··· Source material
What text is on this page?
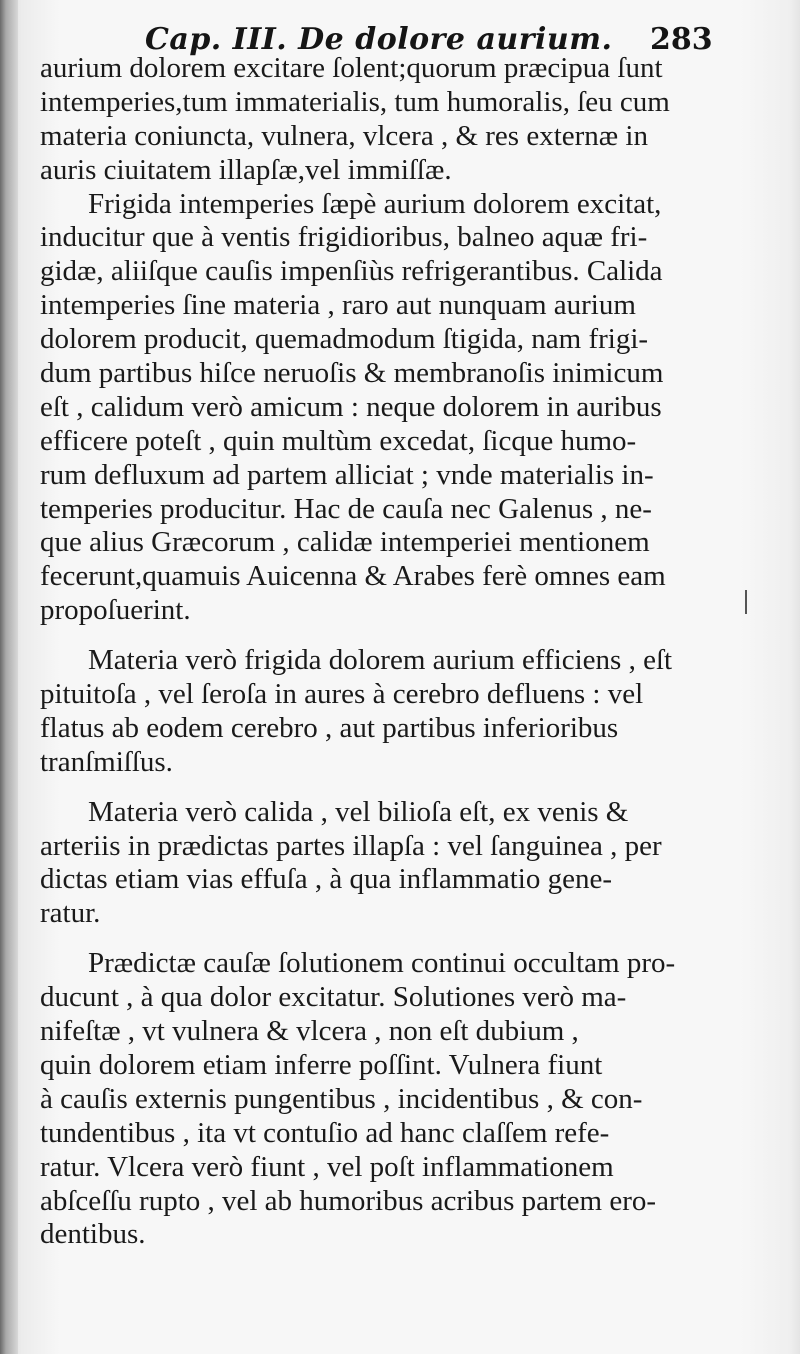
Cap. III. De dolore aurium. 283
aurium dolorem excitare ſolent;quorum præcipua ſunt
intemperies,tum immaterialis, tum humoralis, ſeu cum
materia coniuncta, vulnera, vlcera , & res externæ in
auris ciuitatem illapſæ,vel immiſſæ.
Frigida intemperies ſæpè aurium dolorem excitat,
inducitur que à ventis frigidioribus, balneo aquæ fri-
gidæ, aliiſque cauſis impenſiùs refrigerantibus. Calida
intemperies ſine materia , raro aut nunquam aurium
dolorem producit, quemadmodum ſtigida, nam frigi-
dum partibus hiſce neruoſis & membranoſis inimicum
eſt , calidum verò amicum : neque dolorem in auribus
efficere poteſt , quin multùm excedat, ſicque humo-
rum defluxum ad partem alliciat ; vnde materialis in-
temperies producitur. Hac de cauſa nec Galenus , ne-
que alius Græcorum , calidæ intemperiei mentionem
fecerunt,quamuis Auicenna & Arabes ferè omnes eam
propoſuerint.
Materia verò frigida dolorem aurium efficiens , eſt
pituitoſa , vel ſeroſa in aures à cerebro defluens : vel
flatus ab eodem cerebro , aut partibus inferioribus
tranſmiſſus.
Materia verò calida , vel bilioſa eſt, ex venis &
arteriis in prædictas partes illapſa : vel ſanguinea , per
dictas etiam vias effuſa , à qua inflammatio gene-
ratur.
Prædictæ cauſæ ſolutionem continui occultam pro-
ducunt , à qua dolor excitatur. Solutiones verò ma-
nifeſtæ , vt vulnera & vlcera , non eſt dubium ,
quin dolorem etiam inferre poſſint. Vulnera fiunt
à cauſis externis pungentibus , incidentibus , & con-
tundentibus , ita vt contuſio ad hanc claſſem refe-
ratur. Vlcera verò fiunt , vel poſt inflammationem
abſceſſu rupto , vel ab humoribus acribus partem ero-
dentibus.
······
What needs to be done |
From the listing, copy every line where the string "cauſis" appears.

Solution for this exercise |
gidæ, aliiſque cauſis impenſiùs refrigerantibus. Calida
à cauſis externis pungentibus , incidentibus , & con-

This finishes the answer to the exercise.